> Given exercise: Skip every image and restate the data word for word.

> Extracted entries:
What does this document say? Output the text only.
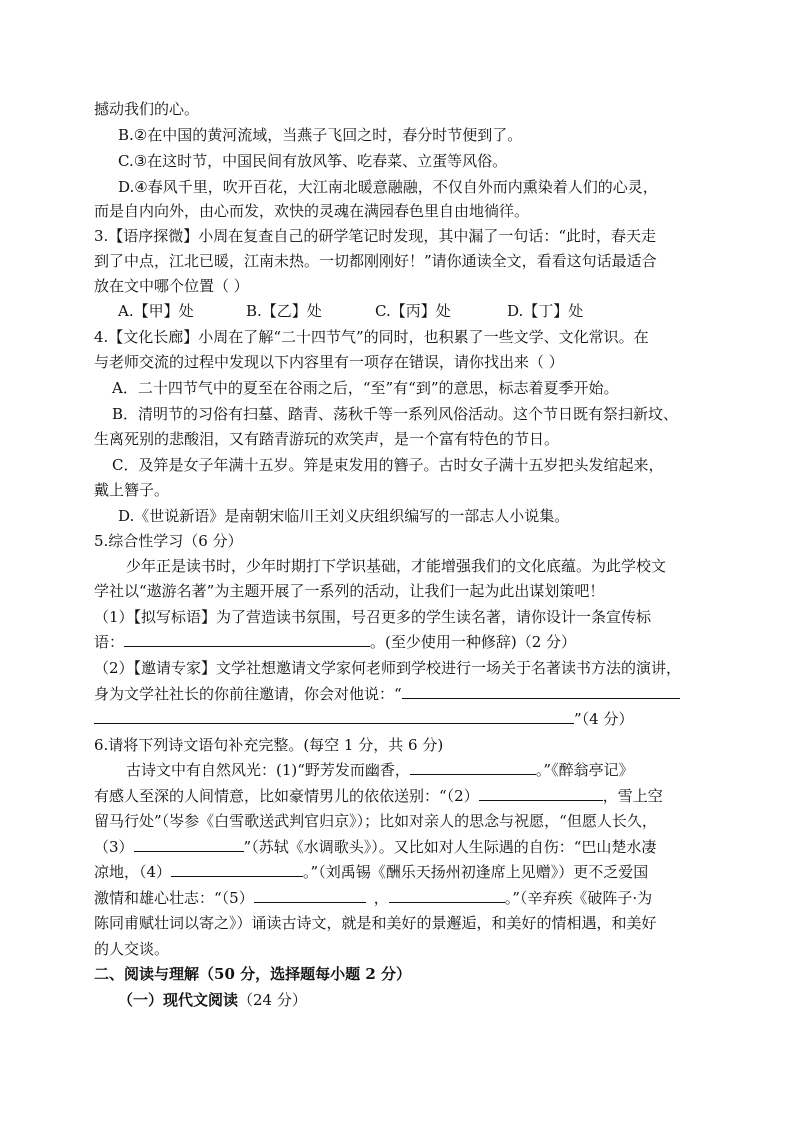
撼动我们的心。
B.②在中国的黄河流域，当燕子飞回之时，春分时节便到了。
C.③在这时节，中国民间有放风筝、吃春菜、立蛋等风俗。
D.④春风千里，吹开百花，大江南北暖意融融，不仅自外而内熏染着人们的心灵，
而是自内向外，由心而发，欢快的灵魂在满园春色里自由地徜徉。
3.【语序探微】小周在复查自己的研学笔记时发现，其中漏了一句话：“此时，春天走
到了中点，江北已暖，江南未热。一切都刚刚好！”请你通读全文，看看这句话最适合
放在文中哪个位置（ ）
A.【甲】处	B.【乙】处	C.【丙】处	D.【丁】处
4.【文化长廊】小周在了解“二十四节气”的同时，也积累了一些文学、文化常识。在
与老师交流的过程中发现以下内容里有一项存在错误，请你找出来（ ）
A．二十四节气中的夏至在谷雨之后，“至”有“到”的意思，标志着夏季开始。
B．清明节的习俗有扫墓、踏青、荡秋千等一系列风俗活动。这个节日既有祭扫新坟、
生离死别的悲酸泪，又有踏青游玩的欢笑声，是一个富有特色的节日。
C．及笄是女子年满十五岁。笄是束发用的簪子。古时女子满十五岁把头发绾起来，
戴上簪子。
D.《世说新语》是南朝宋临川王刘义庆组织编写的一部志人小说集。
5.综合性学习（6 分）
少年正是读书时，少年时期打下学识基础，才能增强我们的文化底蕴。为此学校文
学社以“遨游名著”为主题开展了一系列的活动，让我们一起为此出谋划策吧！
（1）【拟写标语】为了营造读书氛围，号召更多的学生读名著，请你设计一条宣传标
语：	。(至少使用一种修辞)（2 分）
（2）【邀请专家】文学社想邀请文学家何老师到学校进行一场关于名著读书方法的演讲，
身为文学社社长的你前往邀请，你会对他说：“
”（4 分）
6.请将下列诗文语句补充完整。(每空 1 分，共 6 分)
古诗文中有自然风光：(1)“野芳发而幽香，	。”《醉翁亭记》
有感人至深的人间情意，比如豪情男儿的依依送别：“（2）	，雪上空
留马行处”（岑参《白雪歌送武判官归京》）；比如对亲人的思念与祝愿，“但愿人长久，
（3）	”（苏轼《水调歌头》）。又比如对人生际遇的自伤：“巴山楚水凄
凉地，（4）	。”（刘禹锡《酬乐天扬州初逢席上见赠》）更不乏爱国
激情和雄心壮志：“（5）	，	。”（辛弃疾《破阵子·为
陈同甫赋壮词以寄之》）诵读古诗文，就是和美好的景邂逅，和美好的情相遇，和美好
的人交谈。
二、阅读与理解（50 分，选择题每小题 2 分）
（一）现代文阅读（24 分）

> Correct result:
What does this document say? Output the text only.
撼动我们的心。
B.②在中国的黄河流域，当燕子飞回之时，春分时节便到了。
C.③在这时节，中国民间有放风筝、吃春菜、立蛋等风俗。
D.④春风千里，吹开百花，大江南北暖意融融，不仅自外而内熏染着人们的心灵，
而是自内向外，由心而发，欢快的灵魂在满园春色里自由地徜徉。
3.【语序探微】小周在复查自己的研学笔记时发现，其中漏了一句话：“此时，春天走
到了中点，江北已暖，江南未热。一切都刚刚好！”请你通读全文，看看这句话最适合
放在文中哪个位置（ ）
A.【甲】处	B.【乙】处	C.【丙】处	D.【丁】处
4.【文化长廊】小周在了解“二十四节气”的同时，也积累了一些文学、文化常识。在
与老师交流的过程中发现以下内容里有一项存在错误，请你找出来（ ）
A．二十四节气中的夏至在谷雨之后，“至”有“到”的意思，标志着夏季开始。
B．清明节的习俗有扫墓、踏青、荡秋千等一系列风俗活动。这个节日既有祭扫新坟、
生离死别的悲酸泪，又有踏青游玩的欢笑声，是一个富有特色的节日。
C．及笄是女子年满十五岁。笄是束发用的簪子。古时女子满十五岁把头发绾起来，
戴上簪子。
D.《世说新语》是南朝宋临川王刘义庆组织编写的一部志人小说集。
5.综合性学习（6 分）
少年正是读书时，少年时期打下学识基础，才能增强我们的文化底蕴。为此学校文
学社以“遨游名著”为主题开展了一系列的活动，让我们一起为此出谋划策吧！
（1）【拟写标语】为了营造读书氛围，号召更多的学生读名著，请你设计一条宣传标
语：	。(至少使用一种修辞)（2 分）
（2）【邀请专家】文学社想邀请文学家何老师到学校进行一场关于名著读书方法的演讲，
身为文学社社长的你前往邀请，你会对他说：“
”（4 分）
6.请将下列诗文语句补充完整。(每空 1 分，共 6 分)
古诗文中有自然风光：(1)“野芳发而幽香，	。”《醉翁亭记》
有感人至深的人间情意，比如豪情男儿的依依送别：“（2）	，雪上空
留马行处”（岑参《白雪歌送武判官归京》）；比如对亲人的思念与祝愿，“但愿人长久，
（3）	”（苏轼《水调歌头》）。又比如对人生际遇的自伤：“巴山楚水凄
凉地，（4）	。”（刘禹锡《酬乐天扬州初逢席上见赠》）更不乏爱国
激情和雄心壮志：“（5）	，	。”（辛弃疾《破阵子·为
陈同甫赋壮词以寄之》）诵读古诗文，就是和美好的景邂逅，和美好的情相遇，和美好
的人交谈。
二、阅读与理解（50 分，选择题每小题 2 分）
（一）现代文阅读（24 分）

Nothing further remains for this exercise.